-- START Provided data --

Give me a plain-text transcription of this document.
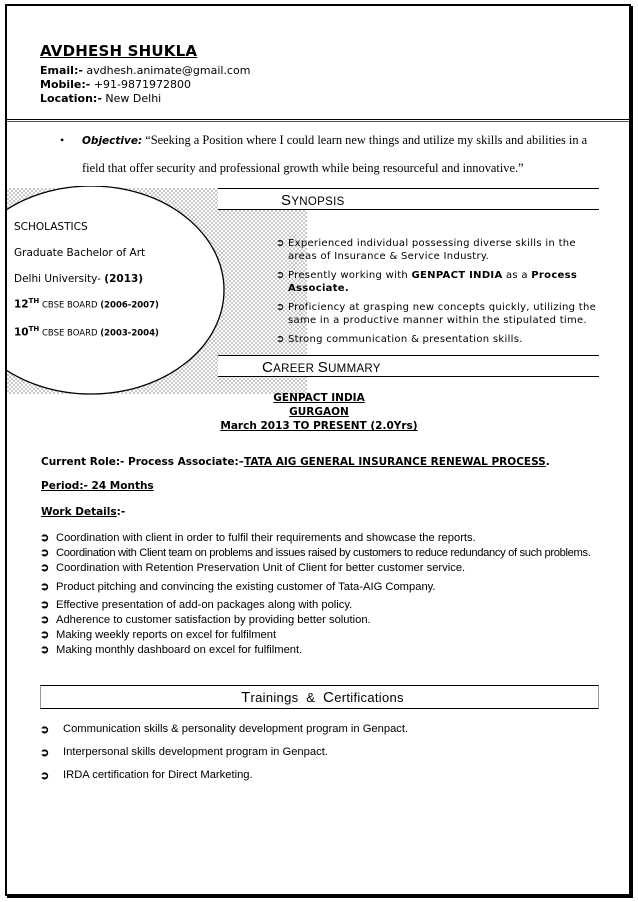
AVDHESH SHUKLA
Email:- avdhesh.animate@gmail.com
Mobile:- +91-9871972800
Location:- New Delhi
• Objective: “Seeking a Position where I could learn new things and utilize my skills and abilities in a
field that offer security and professional growth while being resourceful and innovative.”
SYNOPSIS
SCHOLASTICS
Graduate Bachelor of Art
Delhi University- (2013)
12TH CBSE BOARD (2006-2007)
10TH CBSE BOARD (2003-2004)
➲ Experienced individual possessing diverse skills in the areas of Insurance & Service Industry.
➲ Presently working with GENPACT INDIA as a Process Associate.
➲ Proficiency at grasping new concepts quickly, utilizing the same in a productive manner within the stipulated time.
➲ Strong communication & presentation skills.
CAREER SUMMARY
GENPACT INDIA
GURGAON
March 2013 TO PRESENT (2.0Yrs)
Current Role:- Process Associate:–TATA AIG GENERAL INSURANCE RENEWAL PROCESS.
Period:- 24 Months
Work Details:-
➲ Coordination with client in order to fulfil their requirements and showcase the reports.
➲ Coordination with Client team on problems and issues raised by customers to reduce redundancy of such problems.
➲ Coordination with Retention Preservation Unit of Client for better customer service.
➲ Product pitching and convincing the existing customer of Tata-AIG Company.
➲ Effective presentation of add-on packages along with policy.
➲ Adherence to customer satisfaction by providing better solution.
➲ Making weekly reports on excel for fulfilment
➲ Making monthly dashboard on excel for fulfilment.
Trainings & Certifications
➲ Communication skills & personality development program in Genpact.
➲ Interpersonal skills development program in Genpact.
➲ IRDA certification for Direct Marketing.
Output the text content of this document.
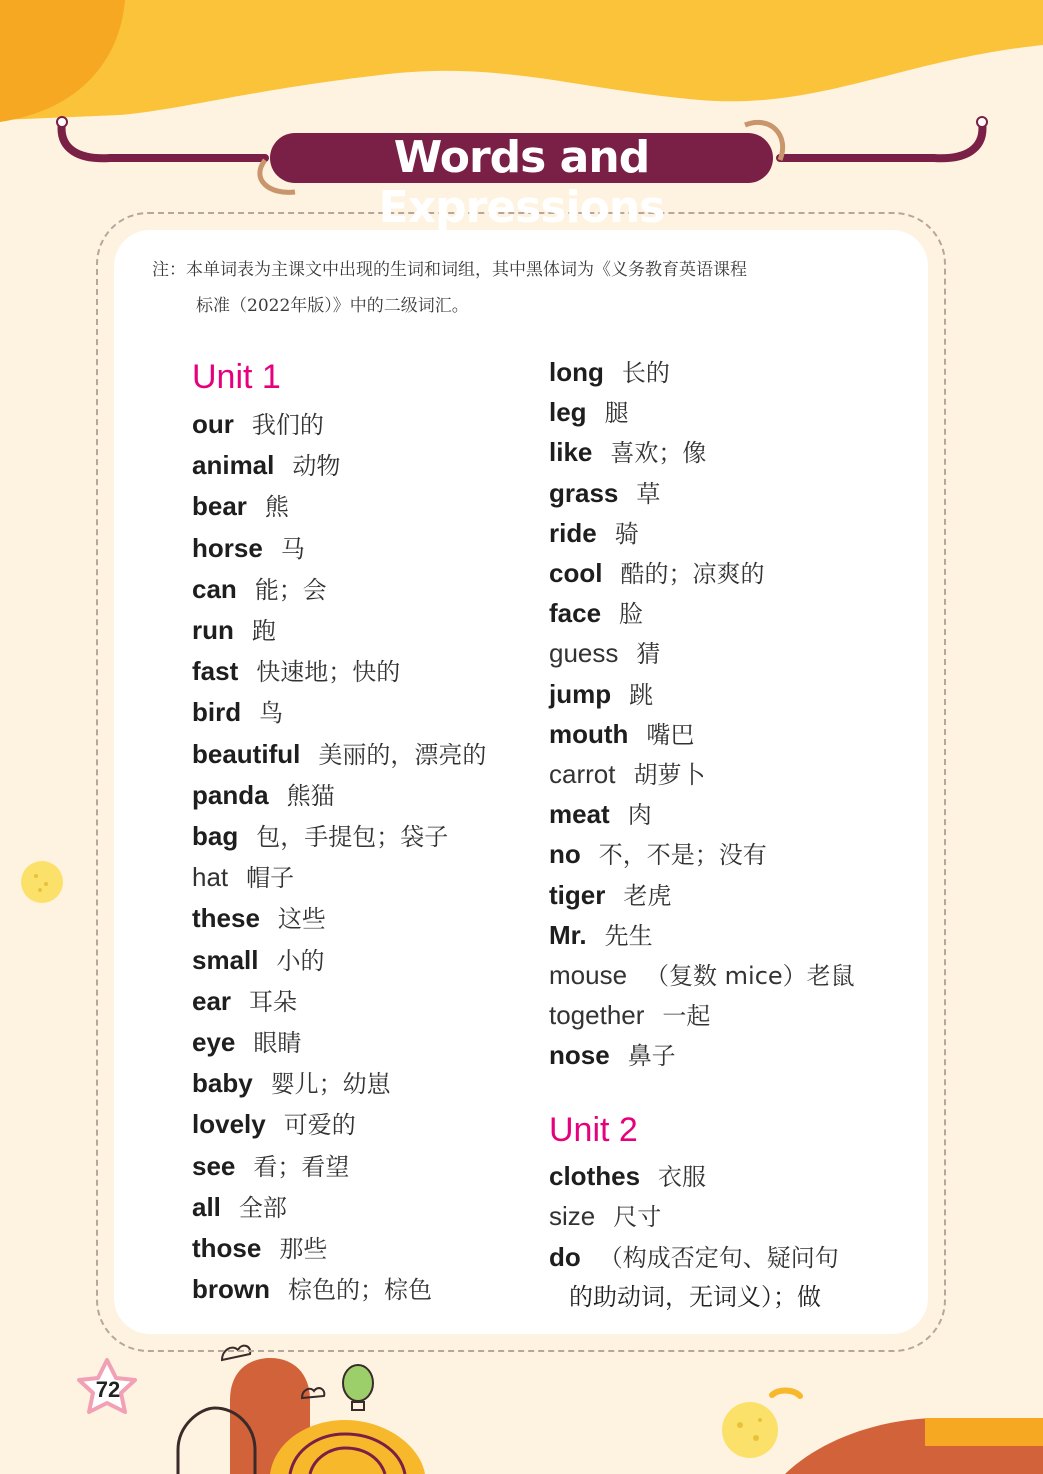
Words and Expressions
注：本单词表为主课文中出现的生词和词组，其中黑体词为《义务教育英语课程
标准（2022年版）》中的二级词汇。
Unit 1
our 我们的
animal 动物
bear 熊
horse 马
can 能；会
run 跑
fast 快速地；快的
bird 鸟
beautiful 美丽的，漂亮的
panda 熊猫
bag 包，手提包；袋子
hat 帽子
these 这些
small 小的
ear 耳朵
eye 眼睛
baby 婴儿；幼崽
lovely 可爱的
see 看；看望
all 全部
those 那些
brown 棕色的；棕色
long 长的
leg 腿
like 喜欢；像
grass 草
ride 骑
cool 酷的；凉爽的
face 脸
guess 猜
jump 跳
mouth 嘴巴
carrot 胡萝卜
meat 肉
no 不，不是；没有
tiger 老虎
Mr. 先生
mouse （复数 mice）老鼠
together 一起
nose 鼻子
Unit 2
clothes 衣服
size 尺寸
do （构成否定句、疑问句
的助动词，无词义）；做
72
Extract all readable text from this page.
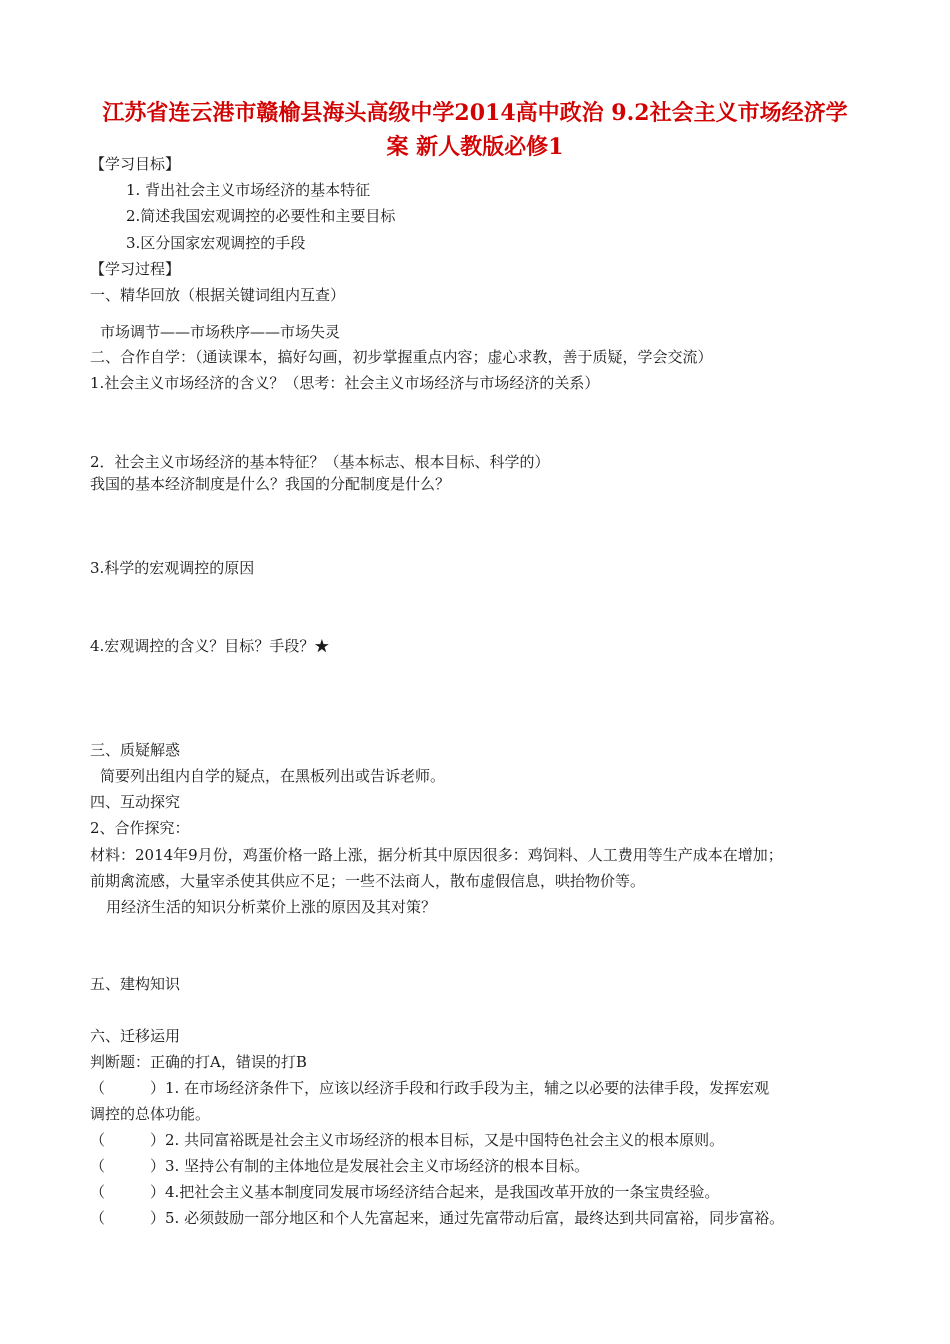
江苏省连云港市赣榆县海头高级中学2014高中政治 9.2社会主义市场经济学
案 新人教版必修1
【学习目标】
1. 背出社会主义市场经济的基本特征
2.简述我国宏观调控的必要性和主要目标
3.区分国家宏观调控的手段
【学习过程】
一、精华回放（根据关键词组内互查）
市场调节——市场秩序——市场失灵
二、合作自学：（通读课本，搞好勾画，初步掌握重点内容；虚心求教，善于质疑，学会交流）
1.社会主义市场经济的含义？（思考：社会主义市场经济与市场经济的关系）
2．社会主义市场经济的基本特征？（基本标志、根本目标、科学的）
我国的基本经济制度是什么？我国的分配制度是什么？
3.科学的宏观调控的原因
4.宏观调控的含义？目标？手段？★
三、质疑解惑
简要列出组内自学的疑点，在黑板列出或告诉老师。
四、互动探究
2、合作探究：
材料：2014年9月份，鸡蛋价格一路上涨，据分析其中原因很多：鸡饲料、人工费用等生产成本在增加；
前期禽流感，大量宰杀使其供应不足；一些不法商人，散布虚假信息，哄抬物价等。
用经济生活的知识分析菜价上涨的原因及其对策？
五、建构知识
六、迁移运用
判断题：正确的打A，错误的打B
（　　　）1. 在市场经济条件下，应该以经济手段和行政手段为主，辅之以必要的法律手段，发挥宏观
调控的总体功能。
（　　　）2. 共同富裕既是社会主义市场经济的根本目标，又是中国特色社会主义的根本原则。
（　　　）3. 坚持公有制的主体地位是发展社会主义市场经济的根本目标。
（　　　）4.把社会主义基本制度同发展市场经济结合起来，是我国改革开放的一条宝贵经验。
（　　　）5. 必须鼓励一部分地区和个人先富起来，通过先富带动后富，最终达到共同富裕，同步富裕。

-- END Provided data --

▶ _Work required_:
Reproduce the material in full, word for word, and omit the pictures.

▶ _Worked answer_:
Give me a plain-text transcription of this document.
AVDHESH SHUKLA
Email:- avdhesh.animate@gmail.com
Mobile:- +91-9871972800
Location:- New Delhi
• Objective: “Seeking a Position where I could learn new things and utilize my skills and abilities in a
field that offer security and professional growth while being resourceful and innovative.”
SYNOPSIS
SCHOLASTICS
Graduate Bachelor of Art
Delhi University- (2013)
12TH CBSE BOARD (2006-2007)
10TH CBSE BOARD (2003-2004)
➲ Experienced individual possessing diverse skills in the areas of Insurance & Service Industry.
➲ Presently working with GENPACT INDIA as a Process Associate.
➲ Proficiency at grasping new concepts quickly, utilizing the same in a productive manner within the stipulated time.
➲ Strong communication & presentation skills.
CAREER SUMMARY
GENPACT INDIA
GURGAON
March 2013 TO PRESENT (2.0Yrs)
Current Role:- Process Associate:–TATA AIG GENERAL INSURANCE RENEWAL PROCESS.
Period:- 24 Months
Work Details:-
➲ Coordination with client in order to fulfil their requirements and showcase the reports.
➲ Coordination with Client team on problems and issues raised by customers to reduce redundancy of such problems.
➲ Coordination with Retention Preservation Unit of Client for better customer service.
➲ Product pitching and convincing the existing customer of Tata-AIG Company.
➲ Effective presentation of add-on packages along with policy.
➲ Adherence to customer satisfaction by providing better solution.
➲ Making weekly reports on excel for fulfilment
➲ Making monthly dashboard on excel for fulfilment.
Trainings & Certifications
➲ Communication skills & personality development program in Genpact.
➲ Interpersonal skills development program in Genpact.
➲ IRDA certification for Direct Marketing.
Output the text content of this document.
Words and Expressions
注：本单词表为主课文中出现的生词和词组，其中黑体词为《义务教育英语课程
标准（2022年版）》中的二级词汇。
Unit 1
our 我们的
animal 动物
bear 熊
horse 马
can 能；会
run 跑
fast 快速地；快的
bird 鸟
beautiful 美丽的，漂亮的
panda 熊猫
bag 包，手提包；袋子
hat 帽子
these 这些
small 小的
ear 耳朵
eye 眼睛
baby 婴儿；幼崽
lovely 可爱的
see 看；看望
all 全部
those 那些
brown 棕色的；棕色
long 长的
leg 腿
like 喜欢；像
grass 草
ride 骑
cool 酷的；凉爽的
face 脸
guess 猜
jump 跳
mouth 嘴巴
carrot 胡萝卜
meat 肉
no 不，不是；没有
tiger 老虎
Mr. 先生
mouse （复数 mice）老鼠
together 一起
nose 鼻子
Unit 2
clothes 衣服
size 尺寸
do （构成否定句、疑问句
的助动词，无词义）；做
72
Extract all readable text from this page.
江苏省连云港市赣榆县海头高级中学2014高中政治 9.2社会主义市场经济学
案 新人教版必修1
【学习目标】
1. 背出社会主义市场经济的基本特征
2.简述我国宏观调控的必要性和主要目标
3.区分国家宏观调控的手段
【学习过程】
一、精华回放（根据关键词组内互查）
市场调节——市场秩序——市场失灵
二、合作自学：（通读课本，搞好勾画，初步掌握重点内容；虚心求教，善于质疑，学会交流）
1.社会主义市场经济的含义？（思考：社会主义市场经济与市场经济的关系）
2．社会主义市场经济的基本特征？（基本标志、根本目标、科学的）
我国的基本经济制度是什么？我国的分配制度是什么？
3.科学的宏观调控的原因
4.宏观调控的含义？目标？手段？★
三、质疑解惑
简要列出组内自学的疑点，在黑板列出或告诉老师。
四、互动探究
2、合作探究：
材料：2014年9月份，鸡蛋价格一路上涨，据分析其中原因很多：鸡饲料、人工费用等生产成本在增加；
前期禽流感，大量宰杀使其供应不足；一些不法商人，散布虚假信息，哄抬物价等。
用经济生活的知识分析菜价上涨的原因及其对策？
五、建构知识
六、迁移运用
判断题：正确的打A，错误的打B
（　　　）1. 在市场经济条件下，应该以经济手段和行政手段为主，辅之以必要的法律手段，发挥宏观
调控的总体功能。
（　　　）2. 共同富裕既是社会主义市场经济的根本目标，又是中国特色社会主义的根本原则。
（　　　）3. 坚持公有制的主体地位是发展社会主义市场经济的根本目标。
（　　　）4.把社会主义基本制度同发展市场经济结合起来，是我国改革开放的一条宝贵经验。
（　　　）5. 必须鼓励一部分地区和个人先富起来，通过先富带动后富，最终达到共同富裕，同步富裕。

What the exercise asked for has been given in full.